* _Directive 1_
List every study cited in the passage below on political hashtag use, giving each author and year.
* _Directive 2_
Extend the passage below on political hashtag use by writing what comes after its final sentence.

Granted, while white bars appear to dominate, their gray counterparts are not necessarily absent in Figure 2. Two comparably small parties appear to dominate the activities—Partiet, the account operated by the Environmental party, and Fi_Oslo, the official account for the Oslo and national branch of the Feminist Initiative party. Such high-end use of small, non-parliamentary actors like the latter party was mirrored also in a study dealing with the 2014 Swedish elections (Larsson, 2017), which suggests the apparent priority that such “underdog” actors place on communication channels like these. Related to the Environmental party, we find another account with obvious interests in environmental issues—the Norwegian World Wildlife Fund tweeting under the handle WWFNorge. While this study has not looked specifically into the content being posted, it would seem from the users active that a certain portion of the activities were devoted to environmental politics. This resonates well with findings from previous studies, where green or environmental parties and interest groups have been pointed to as being especially active on novel media platforms (e.g., Gibson, 2004; Larsson, 2015b; Vergeer et al., 2011)
While we also see the catch-all social democratic Arbeiderpartiet in the top section of Figure 2, the comparably frequent activity undertaken by comparably smaller parties speaks in favor of the equalization hypothesis as these actors are indeed utilizing these channels to higher degrees than their more sizeable opponents. Nevertheless, the popularity of these parties through the “long tail” of related hashtag use remains to be seen.
Before that, though, we move on to look at a similar display for the most active users of political hashtags on Instagram, featured in Figure 3.

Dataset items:
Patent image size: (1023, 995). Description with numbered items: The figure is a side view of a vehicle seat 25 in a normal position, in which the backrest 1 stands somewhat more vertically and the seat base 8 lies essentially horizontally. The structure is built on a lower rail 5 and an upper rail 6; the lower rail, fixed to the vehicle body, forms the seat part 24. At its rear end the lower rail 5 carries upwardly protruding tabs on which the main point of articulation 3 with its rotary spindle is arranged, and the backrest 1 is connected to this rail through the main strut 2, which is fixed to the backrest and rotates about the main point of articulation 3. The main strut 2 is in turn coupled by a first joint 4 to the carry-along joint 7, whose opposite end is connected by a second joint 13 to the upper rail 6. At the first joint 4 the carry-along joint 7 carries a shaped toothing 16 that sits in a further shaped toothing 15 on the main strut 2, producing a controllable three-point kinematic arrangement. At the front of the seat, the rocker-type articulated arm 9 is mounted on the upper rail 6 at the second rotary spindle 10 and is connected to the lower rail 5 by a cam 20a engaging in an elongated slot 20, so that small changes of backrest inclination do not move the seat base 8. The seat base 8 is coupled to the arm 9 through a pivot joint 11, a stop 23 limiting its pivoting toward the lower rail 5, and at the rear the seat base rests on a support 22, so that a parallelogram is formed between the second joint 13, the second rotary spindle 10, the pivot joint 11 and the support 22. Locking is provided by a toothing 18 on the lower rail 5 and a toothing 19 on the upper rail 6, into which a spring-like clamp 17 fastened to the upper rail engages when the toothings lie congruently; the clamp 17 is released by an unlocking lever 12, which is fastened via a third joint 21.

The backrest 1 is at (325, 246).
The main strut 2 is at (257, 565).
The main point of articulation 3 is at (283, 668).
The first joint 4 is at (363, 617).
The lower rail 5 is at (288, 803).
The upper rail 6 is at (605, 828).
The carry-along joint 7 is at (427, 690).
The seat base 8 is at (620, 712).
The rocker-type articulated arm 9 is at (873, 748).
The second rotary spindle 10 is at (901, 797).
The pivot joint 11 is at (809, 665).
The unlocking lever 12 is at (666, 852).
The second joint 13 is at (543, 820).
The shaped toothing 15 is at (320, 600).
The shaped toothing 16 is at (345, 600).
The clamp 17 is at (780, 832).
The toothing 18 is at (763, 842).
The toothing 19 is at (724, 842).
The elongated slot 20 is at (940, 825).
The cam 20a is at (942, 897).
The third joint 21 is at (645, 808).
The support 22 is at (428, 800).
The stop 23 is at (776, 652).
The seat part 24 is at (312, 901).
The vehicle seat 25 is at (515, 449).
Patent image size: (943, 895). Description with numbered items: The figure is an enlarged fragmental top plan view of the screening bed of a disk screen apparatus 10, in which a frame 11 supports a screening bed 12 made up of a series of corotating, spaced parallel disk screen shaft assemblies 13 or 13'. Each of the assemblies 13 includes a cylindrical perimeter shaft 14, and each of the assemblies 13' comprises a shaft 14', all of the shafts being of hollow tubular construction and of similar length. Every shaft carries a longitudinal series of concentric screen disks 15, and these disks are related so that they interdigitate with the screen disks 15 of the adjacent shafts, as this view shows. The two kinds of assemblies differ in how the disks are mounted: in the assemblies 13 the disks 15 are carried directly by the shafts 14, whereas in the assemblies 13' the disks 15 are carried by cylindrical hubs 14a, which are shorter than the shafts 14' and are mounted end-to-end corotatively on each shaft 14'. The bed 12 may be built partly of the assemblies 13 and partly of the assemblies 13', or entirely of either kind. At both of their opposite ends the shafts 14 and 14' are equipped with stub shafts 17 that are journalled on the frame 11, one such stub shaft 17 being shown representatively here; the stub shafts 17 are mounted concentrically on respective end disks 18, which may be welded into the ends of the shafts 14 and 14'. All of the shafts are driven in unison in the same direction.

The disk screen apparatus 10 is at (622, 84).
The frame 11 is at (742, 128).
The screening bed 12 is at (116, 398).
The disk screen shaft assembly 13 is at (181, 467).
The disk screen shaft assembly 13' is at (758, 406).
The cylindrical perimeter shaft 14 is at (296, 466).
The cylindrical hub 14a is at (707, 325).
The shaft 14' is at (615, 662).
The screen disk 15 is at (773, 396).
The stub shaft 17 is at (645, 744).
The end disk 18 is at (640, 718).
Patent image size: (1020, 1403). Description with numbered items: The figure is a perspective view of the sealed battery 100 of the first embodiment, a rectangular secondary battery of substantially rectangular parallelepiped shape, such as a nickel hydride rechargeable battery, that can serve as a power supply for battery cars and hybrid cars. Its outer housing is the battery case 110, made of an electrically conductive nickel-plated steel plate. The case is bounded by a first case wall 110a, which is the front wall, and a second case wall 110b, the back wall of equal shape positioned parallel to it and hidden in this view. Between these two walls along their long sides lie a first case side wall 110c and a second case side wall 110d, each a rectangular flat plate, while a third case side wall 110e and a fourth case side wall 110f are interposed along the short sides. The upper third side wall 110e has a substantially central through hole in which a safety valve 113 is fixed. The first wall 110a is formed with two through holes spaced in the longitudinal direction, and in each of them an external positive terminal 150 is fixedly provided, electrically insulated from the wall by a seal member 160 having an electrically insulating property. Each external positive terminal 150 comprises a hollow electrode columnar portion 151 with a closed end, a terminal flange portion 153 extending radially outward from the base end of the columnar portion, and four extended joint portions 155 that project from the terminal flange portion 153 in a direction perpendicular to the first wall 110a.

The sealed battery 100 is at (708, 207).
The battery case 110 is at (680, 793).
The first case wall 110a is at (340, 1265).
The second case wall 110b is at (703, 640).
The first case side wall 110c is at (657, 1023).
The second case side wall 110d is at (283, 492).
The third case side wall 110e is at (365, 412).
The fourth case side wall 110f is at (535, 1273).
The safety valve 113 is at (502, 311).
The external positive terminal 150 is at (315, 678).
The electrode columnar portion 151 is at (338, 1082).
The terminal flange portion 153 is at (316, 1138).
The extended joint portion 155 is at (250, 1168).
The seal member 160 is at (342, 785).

* _Exercise result 1_
Larsson, 2017
Gibson, 2004
Larsson, 2015b
Vergeer et al., 2011

* _Exercise result 2_
While the Twitter traffic under scrutiny was clearly dominated by citizens, the comparative absence in Figure 3 of white bars, depicting activity undertaken by such users, is striking. Here, dark gray bars emerge as dominating, suggesting a much clearer presence of political actors on Instagram than on Twitter. The most active account is operated by the aforementioned catch-all party Arbeiderpartiet, and the account activity emerges as so extensive that it almost dwarfs that of their political competitors. Indeed, plenty of those competitors are present here—going down the list, we can identify a series of national (such as the union lonorge and the conservative party hoyre) as well as local and regional political organizations (such as the Haugesund branch of Arbeiderpartiet, haugesundap, or the Øyer municipality branch of the conservative party, oyer_hoyre).
Continuing our comparison of Instagram and Twitter, while accounts operated by comparably smaller parties were among the most active ones on Twitter, a platform mostly dominated by non-political actors, Instagram is clearly characterized by the undertakings of parties large and small alike. Another interesting difference between the two services concerns the activity of the Environmental party. On Twitter, the Partiet account, representing the national branch of the party, emerged as the most active. On Instagram, that same national branch (here known under the handle degronne) only employed the platform at hand to the degree that would place them in the middle of Figure 3. This suggests a clear prioritization of Twitter over Instagram for the Environmental party—at least for their national branch, as certain local and regional counterparts are found also in other parts of the figure—consider one of the local Oslo branches, gamle_oslo_mdg, visible in the top of Figure 4.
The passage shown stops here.